Raw records:
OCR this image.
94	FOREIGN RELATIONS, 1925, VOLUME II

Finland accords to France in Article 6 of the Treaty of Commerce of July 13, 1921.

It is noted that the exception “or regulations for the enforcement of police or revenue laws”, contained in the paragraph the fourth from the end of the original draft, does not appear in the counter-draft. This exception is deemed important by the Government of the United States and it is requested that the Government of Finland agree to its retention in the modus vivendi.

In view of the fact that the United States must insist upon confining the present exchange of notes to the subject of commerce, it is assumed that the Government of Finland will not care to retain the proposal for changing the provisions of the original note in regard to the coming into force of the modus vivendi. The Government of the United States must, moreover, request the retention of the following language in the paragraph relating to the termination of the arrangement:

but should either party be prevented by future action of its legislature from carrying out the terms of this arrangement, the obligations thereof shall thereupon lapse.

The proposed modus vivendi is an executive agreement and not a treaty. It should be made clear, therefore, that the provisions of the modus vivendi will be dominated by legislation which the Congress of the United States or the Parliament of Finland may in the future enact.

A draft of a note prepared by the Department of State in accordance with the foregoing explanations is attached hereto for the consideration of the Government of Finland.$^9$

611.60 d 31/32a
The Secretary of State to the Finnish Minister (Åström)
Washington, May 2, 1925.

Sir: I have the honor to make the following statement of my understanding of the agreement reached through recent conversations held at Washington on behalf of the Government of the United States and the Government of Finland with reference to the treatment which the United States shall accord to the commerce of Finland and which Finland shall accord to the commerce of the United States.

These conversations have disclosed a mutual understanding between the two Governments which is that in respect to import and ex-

--

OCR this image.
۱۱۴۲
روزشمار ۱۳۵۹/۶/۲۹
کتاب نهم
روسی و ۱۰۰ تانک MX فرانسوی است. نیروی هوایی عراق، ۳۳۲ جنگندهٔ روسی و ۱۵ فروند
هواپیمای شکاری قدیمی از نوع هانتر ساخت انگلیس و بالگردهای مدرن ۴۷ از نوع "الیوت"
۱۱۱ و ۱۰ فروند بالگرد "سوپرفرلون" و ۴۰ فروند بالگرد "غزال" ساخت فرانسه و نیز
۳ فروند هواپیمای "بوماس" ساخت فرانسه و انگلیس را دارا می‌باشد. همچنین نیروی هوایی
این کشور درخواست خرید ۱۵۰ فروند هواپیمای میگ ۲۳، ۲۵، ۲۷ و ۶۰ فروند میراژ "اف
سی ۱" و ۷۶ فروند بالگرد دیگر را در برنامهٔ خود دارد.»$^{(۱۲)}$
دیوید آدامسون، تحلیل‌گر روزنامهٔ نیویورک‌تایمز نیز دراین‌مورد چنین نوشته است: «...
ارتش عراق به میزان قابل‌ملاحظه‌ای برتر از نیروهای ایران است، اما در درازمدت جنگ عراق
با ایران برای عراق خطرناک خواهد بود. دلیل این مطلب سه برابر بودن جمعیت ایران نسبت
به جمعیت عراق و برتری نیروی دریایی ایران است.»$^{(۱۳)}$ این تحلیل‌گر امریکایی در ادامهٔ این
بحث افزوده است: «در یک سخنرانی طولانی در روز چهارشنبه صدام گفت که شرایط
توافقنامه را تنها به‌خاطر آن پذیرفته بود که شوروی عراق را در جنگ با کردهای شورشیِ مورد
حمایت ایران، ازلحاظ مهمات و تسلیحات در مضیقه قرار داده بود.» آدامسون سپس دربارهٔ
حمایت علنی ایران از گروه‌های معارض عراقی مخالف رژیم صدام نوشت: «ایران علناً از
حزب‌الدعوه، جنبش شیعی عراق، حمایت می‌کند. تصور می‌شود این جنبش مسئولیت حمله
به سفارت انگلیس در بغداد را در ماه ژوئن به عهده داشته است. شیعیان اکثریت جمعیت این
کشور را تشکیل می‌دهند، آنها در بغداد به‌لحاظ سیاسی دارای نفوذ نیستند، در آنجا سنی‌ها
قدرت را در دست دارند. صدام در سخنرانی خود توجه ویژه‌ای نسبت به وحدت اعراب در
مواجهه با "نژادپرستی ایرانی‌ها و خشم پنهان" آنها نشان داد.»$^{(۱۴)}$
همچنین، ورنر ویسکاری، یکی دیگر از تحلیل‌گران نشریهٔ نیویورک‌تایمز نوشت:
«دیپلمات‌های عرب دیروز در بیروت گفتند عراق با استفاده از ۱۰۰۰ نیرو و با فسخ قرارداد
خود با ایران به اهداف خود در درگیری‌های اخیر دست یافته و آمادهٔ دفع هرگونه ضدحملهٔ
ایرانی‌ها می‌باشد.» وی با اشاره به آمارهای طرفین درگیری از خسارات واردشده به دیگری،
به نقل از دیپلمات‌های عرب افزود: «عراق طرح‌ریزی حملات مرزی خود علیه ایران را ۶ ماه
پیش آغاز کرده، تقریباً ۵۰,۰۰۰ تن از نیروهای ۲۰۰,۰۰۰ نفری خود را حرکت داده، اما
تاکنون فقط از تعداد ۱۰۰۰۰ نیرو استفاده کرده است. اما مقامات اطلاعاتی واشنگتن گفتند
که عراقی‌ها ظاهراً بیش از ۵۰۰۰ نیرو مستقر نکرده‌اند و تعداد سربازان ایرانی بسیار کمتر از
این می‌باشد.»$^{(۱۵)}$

* * *

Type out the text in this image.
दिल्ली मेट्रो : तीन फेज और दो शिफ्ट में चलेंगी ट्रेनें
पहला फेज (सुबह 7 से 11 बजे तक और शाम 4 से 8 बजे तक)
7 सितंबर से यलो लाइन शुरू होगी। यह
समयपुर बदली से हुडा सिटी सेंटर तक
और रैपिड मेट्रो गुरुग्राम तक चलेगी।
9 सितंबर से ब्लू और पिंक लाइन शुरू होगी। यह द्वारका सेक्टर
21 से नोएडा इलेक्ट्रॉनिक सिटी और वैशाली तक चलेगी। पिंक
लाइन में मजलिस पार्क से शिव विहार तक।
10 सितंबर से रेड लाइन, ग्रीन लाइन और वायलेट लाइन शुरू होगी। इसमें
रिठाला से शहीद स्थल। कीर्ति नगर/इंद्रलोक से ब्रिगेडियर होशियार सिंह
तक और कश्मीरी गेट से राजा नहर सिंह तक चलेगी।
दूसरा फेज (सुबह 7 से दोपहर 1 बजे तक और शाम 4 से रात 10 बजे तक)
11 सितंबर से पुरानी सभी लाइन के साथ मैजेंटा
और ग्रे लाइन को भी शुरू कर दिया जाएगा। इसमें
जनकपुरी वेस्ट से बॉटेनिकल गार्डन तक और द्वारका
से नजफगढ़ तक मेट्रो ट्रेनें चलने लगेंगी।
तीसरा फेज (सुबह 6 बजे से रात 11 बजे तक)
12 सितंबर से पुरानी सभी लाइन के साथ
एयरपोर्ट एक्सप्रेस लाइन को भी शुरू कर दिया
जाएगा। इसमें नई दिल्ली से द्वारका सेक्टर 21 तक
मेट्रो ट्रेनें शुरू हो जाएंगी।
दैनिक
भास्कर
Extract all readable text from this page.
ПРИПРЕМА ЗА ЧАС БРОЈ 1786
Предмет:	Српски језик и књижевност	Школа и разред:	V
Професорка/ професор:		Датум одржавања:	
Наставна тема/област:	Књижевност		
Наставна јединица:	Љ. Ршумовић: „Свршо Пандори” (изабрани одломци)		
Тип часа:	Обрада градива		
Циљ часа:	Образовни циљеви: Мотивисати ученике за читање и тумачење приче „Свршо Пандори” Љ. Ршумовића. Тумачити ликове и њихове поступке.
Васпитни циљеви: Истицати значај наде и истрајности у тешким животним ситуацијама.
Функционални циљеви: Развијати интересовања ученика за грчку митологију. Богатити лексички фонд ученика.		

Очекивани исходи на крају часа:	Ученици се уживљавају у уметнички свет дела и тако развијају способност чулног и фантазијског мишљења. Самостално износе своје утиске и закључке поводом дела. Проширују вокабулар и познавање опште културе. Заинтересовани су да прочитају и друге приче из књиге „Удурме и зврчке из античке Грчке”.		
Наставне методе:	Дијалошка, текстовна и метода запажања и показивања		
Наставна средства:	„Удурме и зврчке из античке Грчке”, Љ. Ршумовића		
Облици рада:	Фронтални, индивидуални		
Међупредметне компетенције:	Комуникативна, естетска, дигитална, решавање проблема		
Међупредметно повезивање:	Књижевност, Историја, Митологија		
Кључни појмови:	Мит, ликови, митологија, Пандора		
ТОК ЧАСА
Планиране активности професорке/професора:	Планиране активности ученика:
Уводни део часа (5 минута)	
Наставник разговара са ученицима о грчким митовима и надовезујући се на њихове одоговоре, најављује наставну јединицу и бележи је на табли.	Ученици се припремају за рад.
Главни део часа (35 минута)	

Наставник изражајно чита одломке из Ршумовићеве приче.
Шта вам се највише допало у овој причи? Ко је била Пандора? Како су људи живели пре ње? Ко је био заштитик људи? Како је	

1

Prompt:
List all lines where "جمعیت" occurs.

The output:
با ایران برای عراق خطرناک خواهد بود. دلیل این مطلب سه برابر بودن جمعیت ایران نسبت
به جمعیت عراق و برتری نیروی دریایی ایران است.»$^{(۱۳)}$ این تحلیل‌گر امریکایی در ادامهٔ این
به سفارت انگلیس در بغداد را در ماه ژوئن به عهده داشته است. شیعیان اکثریت جمعیت این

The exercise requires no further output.